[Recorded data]

________________________________________

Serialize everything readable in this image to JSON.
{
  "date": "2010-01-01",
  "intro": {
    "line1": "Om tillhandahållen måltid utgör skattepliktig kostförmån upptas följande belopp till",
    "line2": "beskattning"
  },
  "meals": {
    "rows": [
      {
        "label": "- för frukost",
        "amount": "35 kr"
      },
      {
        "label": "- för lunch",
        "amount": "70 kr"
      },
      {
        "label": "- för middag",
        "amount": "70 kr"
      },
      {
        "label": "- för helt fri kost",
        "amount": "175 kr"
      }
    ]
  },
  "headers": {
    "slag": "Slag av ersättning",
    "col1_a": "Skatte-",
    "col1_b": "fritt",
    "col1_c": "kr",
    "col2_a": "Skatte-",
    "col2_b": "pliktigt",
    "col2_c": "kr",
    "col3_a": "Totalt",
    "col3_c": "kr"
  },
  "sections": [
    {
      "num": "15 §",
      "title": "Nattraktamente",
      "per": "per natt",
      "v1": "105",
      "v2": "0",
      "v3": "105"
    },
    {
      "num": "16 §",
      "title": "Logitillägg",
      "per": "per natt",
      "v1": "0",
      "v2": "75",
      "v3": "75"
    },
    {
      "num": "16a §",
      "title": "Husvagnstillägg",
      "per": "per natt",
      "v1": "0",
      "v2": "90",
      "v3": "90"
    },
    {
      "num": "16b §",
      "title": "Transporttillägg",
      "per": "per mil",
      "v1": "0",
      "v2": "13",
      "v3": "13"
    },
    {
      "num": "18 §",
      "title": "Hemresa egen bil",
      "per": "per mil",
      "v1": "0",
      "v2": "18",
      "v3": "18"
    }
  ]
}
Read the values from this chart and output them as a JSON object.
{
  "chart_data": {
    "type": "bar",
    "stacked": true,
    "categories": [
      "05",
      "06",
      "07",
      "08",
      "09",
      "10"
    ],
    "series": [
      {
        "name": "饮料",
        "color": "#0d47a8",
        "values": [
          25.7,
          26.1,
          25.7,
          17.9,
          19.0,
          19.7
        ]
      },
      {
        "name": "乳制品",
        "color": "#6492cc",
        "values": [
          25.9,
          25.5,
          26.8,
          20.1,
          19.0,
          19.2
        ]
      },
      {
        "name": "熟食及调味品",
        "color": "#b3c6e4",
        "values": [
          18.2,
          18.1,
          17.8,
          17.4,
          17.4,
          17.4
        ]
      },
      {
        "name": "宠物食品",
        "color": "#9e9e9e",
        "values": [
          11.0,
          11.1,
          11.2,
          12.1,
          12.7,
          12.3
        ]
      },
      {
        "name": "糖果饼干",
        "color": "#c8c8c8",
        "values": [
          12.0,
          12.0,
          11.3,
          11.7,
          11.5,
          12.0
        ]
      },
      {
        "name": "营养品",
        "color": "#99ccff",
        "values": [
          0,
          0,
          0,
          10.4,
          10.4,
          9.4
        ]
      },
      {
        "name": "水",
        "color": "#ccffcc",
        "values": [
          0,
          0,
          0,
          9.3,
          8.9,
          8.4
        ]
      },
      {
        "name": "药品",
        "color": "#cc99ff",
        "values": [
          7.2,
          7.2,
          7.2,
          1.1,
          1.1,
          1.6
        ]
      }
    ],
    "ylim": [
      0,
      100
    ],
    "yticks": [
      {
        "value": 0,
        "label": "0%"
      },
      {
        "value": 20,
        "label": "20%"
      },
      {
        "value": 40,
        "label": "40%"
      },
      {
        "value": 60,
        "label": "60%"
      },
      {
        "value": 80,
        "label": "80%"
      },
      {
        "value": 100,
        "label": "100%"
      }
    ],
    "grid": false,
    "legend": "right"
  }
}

________________________________________

> **Your instructions**
Please quote every record above exactly as it appears.

> **The solution**
Serialize everything readable in this image to JSON.
{
  "date": "2010-01-01",
  "intro": {
    "line1": "Om tillhandahållen måltid utgör skattepliktig kostförmån upptas följande belopp till",
    "line2": "beskattning"
  },
  "meals": {
    "rows": [
      {
        "label": "- för frukost",
        "amount": "35 kr"
      },
      {
        "label": "- för lunch",
        "amount": "70 kr"
      },
      {
        "label": "- för middag",
        "amount": "70 kr"
      },
      {
        "label": "- för helt fri kost",
        "amount": "175 kr"
      }
    ]
  },
  "headers": {
    "slag": "Slag av ersättning",
    "col1_a": "Skatte-",
    "col1_b": "fritt",
    "col1_c": "kr",
    "col2_a": "Skatte-",
    "col2_b": "pliktigt",
    "col2_c": "kr",
    "col3_a": "Totalt",
    "col3_c": "kr"
  },
  "sections": [
    {
      "num": "15 §",
      "title": "Nattraktamente",
      "per": "per natt",
      "v1": "105",
      "v2": "0",
      "v3": "105"
    },
    {
      "num": "16 §",
      "title": "Logitillägg",
      "per": "per natt",
      "v1": "0",
      "v2": "75",
      "v3": "75"
    },
    {
      "num": "16a §",
      "title": "Husvagnstillägg",
      "per": "per natt",
      "v1": "0",
      "v2": "90",
      "v3": "90"
    },
    {
      "num": "16b §",
      "title": "Transporttillägg",
      "per": "per mil",
      "v1": "0",
      "v2": "13",
      "v3": "13"
    },
    {
      "num": "18 §",
      "title": "Hemresa egen bil",
      "per": "per mil",
      "v1": "0",
      "v2": "18",
      "v3": "18"
    }
  ]
}
Read the values from this chart and output them as a JSON object.
{
  "chart_data": {
    "type": "bar",
    "stacked": true,
    "categories": [
      "05",
      "06",
      "07",
      "08",
      "09",
      "10"
    ],
    "series": [
      {
        "name": "饮料",
        "color": "#0d47a8",
        "values": [
          25.7,
          26.1,
          25.7,
          17.9,
          19.0,
          19.7
        ]
      },
      {
        "name": "乳制品",
        "color": "#6492cc",
        "values": [
          25.9,
          25.5,
          26.8,
          20.1,
          19.0,
          19.2
        ]
      },
      {
        "name": "熟食及调味品",
        "color": "#b3c6e4",
        "values": [
          18.2,
          18.1,
          17.8,
          17.4,
          17.4,
          17.4
        ]
      },
      {
        "name": "宠物食品",
        "color": "#9e9e9e",
        "values": [
          11.0,
          11.1,
          11.2,
          12.1,
          12.7,
          12.3
        ]
      },
      {
        "name": "糖果饼干",
        "color": "#c8c8c8",
        "values": [
          12.0,
          12.0,
          11.3,
          11.7,
          11.5,
          12.0
        ]
      },
      {
        "name": "营养品",
        "color": "#99ccff",
        "values": [
          0,
          0,
          0,
          10.4,
          10.4,
          9.4
        ]
      },
      {
        "name": "水",
        "color": "#ccffcc",
        "values": [
          0,
          0,
          0,
          9.3,
          8.9,
          8.4
        ]
      },
      {
        "name": "药品",
        "color": "#cc99ff",
        "values": [
          7.2,
          7.2,
          7.2,
          1.1,
          1.1,
          1.6
        ]
      }
    ],
    "ylim": [
      0,
      100
    ],
    "yticks": [
      {
        "value": 0,
        "label": "0%"
      },
      {
        "value": 20,
        "label": "20%"
      },
      {
        "value": 40,
        "label": "40%"
      },
      {
        "value": 60,
        "label": "60%"
      },
      {
        "value": 80,
        "label": "80%"
      },
      {
        "value": 100,
        "label": "100%"
      }
    ],
    "grid": false,
    "legend": "right"
  }
}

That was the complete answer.